Work out how many lines of the records hold the string "right", and reply with that number alone.

[Extracts from a graphics dataset]
- - - - -

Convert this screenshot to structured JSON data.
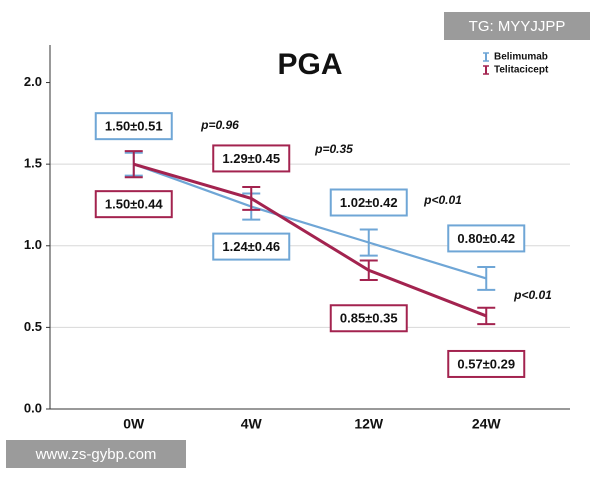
{
  "chart_data": {
    "type": "line",
    "title": "PGA",
    "categories": [
      "0W",
      "4W",
      "12W",
      "24W"
    ],
    "series": [
      {
        "name": "Belimumab",
        "color": "#6fa6d6",
        "values": [
          1.5,
          1.24,
          1.02,
          0.8
        ],
        "errors": [
          0.07,
          0.08,
          0.08,
          0.07
        ],
        "value_labels": [
          "1.50±0.51",
          "1.24±0.46",
          "1.02±0.42",
          "0.80±0.42"
        ]
      },
      {
        "name": "Telitacicept",
        "color": "#a3234f",
        "values": [
          1.5,
          1.29,
          0.85,
          0.57
        ],
        "errors": [
          0.08,
          0.07,
          0.06,
          0.05
        ],
        "value_labels": [
          "1.50±0.44",
          "1.29±0.45",
          "0.85±0.35",
          "0.57±0.29"
        ]
      }
    ],
    "annotations": [
      "p=0.96",
      "p=0.35",
      "p<0.01",
      "p<0.01"
    ],
    "ylim": [
      0,
      2.23
    ],
    "yticks": [
      {
        "value": 0,
        "label": "0.0"
      },
      0.5,
      {
        "value": 1,
        "label": "1.0"
      },
      1.5,
      {
        "value": 2,
        "label": "2.0"
      }
    ],
    "grid": true,
    "legend": "top-right"
  },
  "watermarks": [
    "TG: MYYJJPP",
    "www.zs-gybp.com"
  ]
}
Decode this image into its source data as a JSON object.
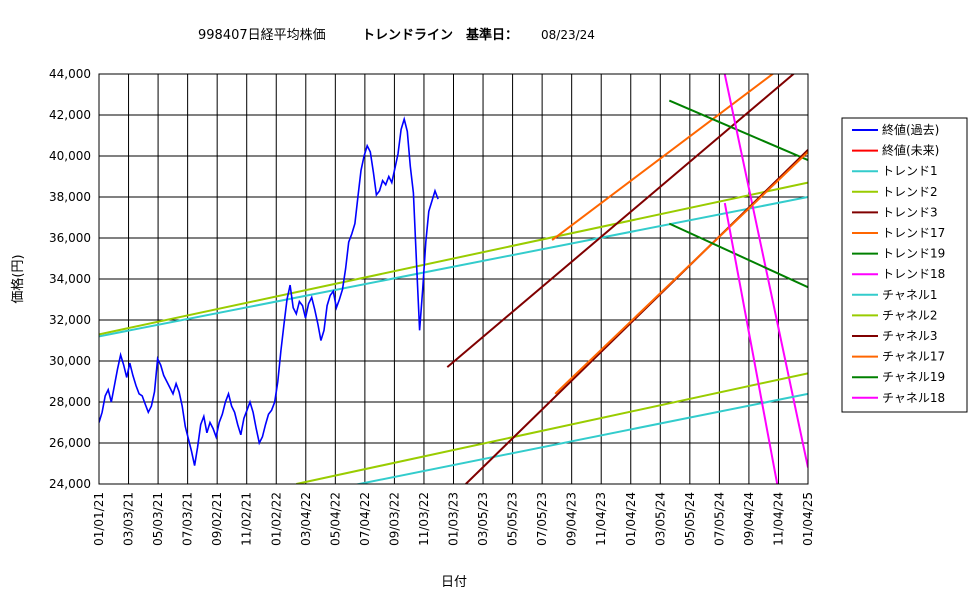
{
  "chart_data": {
    "type": "line",
    "title": "998407日経平均株価",
    "subtitle": "トレンドライン　基準日：",
    "base_date": "08/23/24",
    "xlabel": "日付",
    "ylabel": "価格(円)",
    "ylim": [
      24000,
      44000
    ],
    "yticks": [
      24000,
      26000,
      28000,
      30000,
      32000,
      34000,
      36000,
      38000,
      40000,
      42000,
      44000
    ],
    "ytick_labels": [
      "24,000",
      "26,000",
      "28,000",
      "30,000",
      "32,000",
      "34,000",
      "36,000",
      "38,000",
      "40,000",
      "42,000",
      "44,000"
    ],
    "xtick_labels": [
      "01/01/21",
      "03/03/21",
      "05/03/21",
      "07/03/21",
      "09/02/21",
      "11/02/21",
      "01/02/22",
      "03/04/22",
      "05/04/22",
      "07/04/22",
      "09/03/22",
      "11/03/22",
      "01/03/23",
      "03/05/23",
      "05/05/23",
      "07/05/23",
      "09/04/23",
      "11/04/23",
      "01/04/24",
      "03/05/24",
      "05/05/24",
      "07/05/24",
      "09/04/24",
      "11/04/24",
      "01/04/25"
    ],
    "grid": true,
    "legend_position": "right",
    "series": [
      {
        "name": "終値(過去)",
        "color": "#0000ff",
        "style": "price",
        "points": [
          [
            0,
            27000
          ],
          [
            1,
            27500
          ],
          [
            2,
            28300
          ],
          [
            3,
            28600
          ],
          [
            4,
            28000
          ],
          [
            5,
            28800
          ],
          [
            6,
            29600
          ],
          [
            7,
            30300
          ],
          [
            8,
            29800
          ],
          [
            9,
            29200
          ],
          [
            10,
            29900
          ],
          [
            11,
            29300
          ],
          [
            12,
            28800
          ],
          [
            13,
            28400
          ],
          [
            14,
            28300
          ],
          [
            15,
            27900
          ],
          [
            16,
            27500
          ],
          [
            17,
            27800
          ],
          [
            18,
            28500
          ],
          [
            19,
            30100
          ],
          [
            20,
            29800
          ],
          [
            21,
            29300
          ],
          [
            22,
            29000
          ],
          [
            23,
            28700
          ],
          [
            24,
            28400
          ],
          [
            25,
            28900
          ],
          [
            26,
            28500
          ],
          [
            27,
            27800
          ],
          [
            28,
            26800
          ],
          [
            29,
            26200
          ],
          [
            30,
            25600
          ],
          [
            31,
            24900
          ],
          [
            32,
            25800
          ],
          [
            33,
            26900
          ],
          [
            34,
            27300
          ],
          [
            35,
            26500
          ],
          [
            36,
            27000
          ],
          [
            37,
            26700
          ],
          [
            38,
            26300
          ],
          [
            39,
            27000
          ],
          [
            40,
            27400
          ],
          [
            41,
            28000
          ],
          [
            42,
            28400
          ],
          [
            43,
            27800
          ],
          [
            44,
            27500
          ],
          [
            45,
            26900
          ],
          [
            46,
            26400
          ],
          [
            47,
            27200
          ],
          [
            48,
            27600
          ],
          [
            49,
            28000
          ],
          [
            50,
            27500
          ],
          [
            51,
            26700
          ],
          [
            52,
            26000
          ],
          [
            53,
            26300
          ],
          [
            54,
            26900
          ],
          [
            55,
            27400
          ],
          [
            56,
            27600
          ],
          [
            57,
            28000
          ],
          [
            58,
            29000
          ],
          [
            59,
            30500
          ],
          [
            60,
            31800
          ],
          [
            61,
            33000
          ],
          [
            62,
            33700
          ],
          [
            63,
            32600
          ],
          [
            64,
            32300
          ],
          [
            65,
            32900
          ],
          [
            66,
            32700
          ],
          [
            67,
            32100
          ],
          [
            68,
            32800
          ],
          [
            69,
            33100
          ],
          [
            70,
            32500
          ],
          [
            71,
            31800
          ],
          [
            72,
            31000
          ],
          [
            73,
            31500
          ],
          [
            74,
            32700
          ],
          [
            75,
            33200
          ],
          [
            76,
            33400
          ],
          [
            77,
            32600
          ],
          [
            78,
            33000
          ],
          [
            79,
            33500
          ],
          [
            80,
            34500
          ],
          [
            81,
            35800
          ],
          [
            82,
            36200
          ],
          [
            83,
            36700
          ],
          [
            84,
            38000
          ],
          [
            85,
            39300
          ],
          [
            86,
            40000
          ],
          [
            87,
            40500
          ],
          [
            88,
            40200
          ],
          [
            89,
            39200
          ],
          [
            90,
            38100
          ],
          [
            91,
            38300
          ],
          [
            92,
            38800
          ],
          [
            93,
            38600
          ],
          [
            94,
            39000
          ],
          [
            95,
            38700
          ],
          [
            96,
            39400
          ],
          [
            97,
            40100
          ],
          [
            98,
            41300
          ],
          [
            99,
            41800
          ],
          [
            100,
            41200
          ],
          [
            101,
            39500
          ],
          [
            102,
            38200
          ],
          [
            103,
            34800
          ],
          [
            104,
            31500
          ],
          [
            105,
            33500
          ],
          [
            106,
            35800
          ],
          [
            107,
            37300
          ],
          [
            108,
            37800
          ],
          [
            109,
            38300
          ],
          [
            110,
            37900
          ]
        ]
      },
      {
        "name": "終値(未来)",
        "color": "#ff0000",
        "style": "none",
        "points": []
      },
      {
        "name": "トレンド1",
        "color": "#33cccc",
        "points": [
          [
            0,
            31200
          ],
          [
            230,
            38000
          ]
        ]
      },
      {
        "name": "トレンド2",
        "color": "#99cc00",
        "points": [
          [
            0,
            31300
          ],
          [
            230,
            38700
          ]
        ]
      },
      {
        "name": "トレンド3",
        "color": "#800000",
        "points": [
          [
            113,
            29700
          ],
          [
            230,
            44600
          ]
        ]
      },
      {
        "name": "トレンド17",
        "color": "#ff6600",
        "points": [
          [
            147,
            35900
          ],
          [
            230,
            45300
          ]
        ]
      },
      {
        "name": "トレンド19",
        "color": "#008000",
        "points": [
          [
            185,
            42700
          ],
          [
            230,
            39800
          ]
        ]
      },
      {
        "name": "トレンド18",
        "color": "#ff00ff",
        "points": [
          [
            202,
            44700
          ],
          [
            230,
            24800
          ]
        ]
      },
      {
        "name": "チャネル1",
        "color": "#33cccc",
        "points": [
          [
            81,
            23900
          ],
          [
            230,
            28400
          ]
        ]
      },
      {
        "name": "チャネル2",
        "color": "#99cc00",
        "points": [
          [
            64,
            24000
          ],
          [
            230,
            29400
          ]
        ]
      },
      {
        "name": "チャネル3",
        "color": "#800000",
        "points": [
          [
            119,
            24000
          ],
          [
            230,
            40300
          ]
        ]
      },
      {
        "name": "チャネル17",
        "color": "#ff6600",
        "points": [
          [
            148,
            28400
          ],
          [
            230,
            40200
          ]
        ]
      },
      {
        "name": "チャネル19",
        "color": "#008000",
        "points": [
          [
            185,
            36700
          ],
          [
            230,
            33600
          ]
        ]
      },
      {
        "name": "チャネル18",
        "color": "#ff00ff",
        "points": [
          [
            203,
            37700
          ],
          [
            220,
            24000
          ]
        ]
      }
    ]
  }
}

- - - - -

Response below
2